__Exercise materials__
_ _ _ _

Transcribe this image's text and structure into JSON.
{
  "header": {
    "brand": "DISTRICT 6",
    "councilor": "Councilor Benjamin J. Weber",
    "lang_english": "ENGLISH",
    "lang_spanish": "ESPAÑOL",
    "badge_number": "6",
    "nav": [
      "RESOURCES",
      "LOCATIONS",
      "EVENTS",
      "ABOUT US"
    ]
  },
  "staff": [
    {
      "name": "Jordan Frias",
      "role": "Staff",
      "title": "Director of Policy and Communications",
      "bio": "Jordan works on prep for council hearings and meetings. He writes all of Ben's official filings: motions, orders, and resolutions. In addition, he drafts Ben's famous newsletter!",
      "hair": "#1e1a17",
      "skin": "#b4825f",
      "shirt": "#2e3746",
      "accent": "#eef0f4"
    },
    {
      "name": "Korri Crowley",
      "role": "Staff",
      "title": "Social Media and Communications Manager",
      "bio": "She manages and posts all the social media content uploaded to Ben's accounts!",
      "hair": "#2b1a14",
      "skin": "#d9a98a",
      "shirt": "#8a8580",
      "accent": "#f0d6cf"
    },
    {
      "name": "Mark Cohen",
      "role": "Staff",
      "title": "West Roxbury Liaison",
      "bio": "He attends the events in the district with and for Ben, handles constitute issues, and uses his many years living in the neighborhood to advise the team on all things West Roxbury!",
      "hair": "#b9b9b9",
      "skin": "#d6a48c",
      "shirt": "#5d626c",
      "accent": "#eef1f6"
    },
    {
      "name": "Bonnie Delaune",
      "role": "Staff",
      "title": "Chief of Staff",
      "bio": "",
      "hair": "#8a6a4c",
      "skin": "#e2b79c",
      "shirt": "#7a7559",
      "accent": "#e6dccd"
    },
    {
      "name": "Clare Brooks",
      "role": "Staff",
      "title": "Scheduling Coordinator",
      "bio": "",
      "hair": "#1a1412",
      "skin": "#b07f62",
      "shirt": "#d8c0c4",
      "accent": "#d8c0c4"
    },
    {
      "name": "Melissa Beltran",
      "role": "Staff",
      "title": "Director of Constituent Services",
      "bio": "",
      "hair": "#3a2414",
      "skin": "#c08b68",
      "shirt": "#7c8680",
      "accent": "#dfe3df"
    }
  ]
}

_ _ _ _

__Written request__
Reproduce the data in full, exactly as presented.

__Output__
Transcribe this image's text and structure into JSON.
{
  "header": {
    "brand": "DISTRICT 6",
    "councilor": "Councilor Benjamin J. Weber",
    "lang_english": "ENGLISH",
    "lang_spanish": "ESPAÑOL",
    "badge_number": "6",
    "nav": [
      "RESOURCES",
      "LOCATIONS",
      "EVENTS",
      "ABOUT US"
    ]
  },
  "staff": [
    {
      "name": "Jordan Frias",
      "role": "Staff",
      "title": "Director of Policy and Communications",
      "bio": "Jordan works on prep for council hearings and meetings. He writes all of Ben's official filings: motions, orders, and resolutions. In addition, he drafts Ben's famous newsletter!",
      "hair": "#1e1a17",
      "skin": "#b4825f",
      "shirt": "#2e3746",
      "accent": "#eef0f4"
    },
    {
      "name": "Korri Crowley",
      "role": "Staff",
      "title": "Social Media and Communications Manager",
      "bio": "She manages and posts all the social media content uploaded to Ben's accounts!",
      "hair": "#2b1a14",
      "skin": "#d9a98a",
      "shirt": "#8a8580",
      "accent": "#f0d6cf"
    },
    {
      "name": "Mark Cohen",
      "role": "Staff",
      "title": "West Roxbury Liaison",
      "bio": "He attends the events in the district with and for Ben, handles constitute issues, and uses his many years living in the neighborhood to advise the team on all things West Roxbury!",
      "hair": "#b9b9b9",
      "skin": "#d6a48c",
      "shirt": "#5d626c",
      "accent": "#eef1f6"
    },
    {
      "name": "Bonnie Delaune",
      "role": "Staff",
      "title": "Chief of Staff",
      "bio": "",
      "hair": "#8a6a4c",
      "skin": "#e2b79c",
      "shirt": "#7a7559",
      "accent": "#e6dccd"
    },
    {
      "name": "Clare Brooks",
      "role": "Staff",
      "title": "Scheduling Coordinator",
      "bio": "",
      "hair": "#1a1412",
      "skin": "#b07f62",
      "shirt": "#d8c0c4",
      "accent": "#d8c0c4"
    },
    {
      "name": "Melissa Beltran",
      "role": "Staff",
      "title": "Director of Constituent Services",
      "bio": "",
      "hair": "#3a2414",
      "skin": "#c08b68",
      "shirt": "#7c8680",
      "accent": "#dfe3df"
    }
  ]
}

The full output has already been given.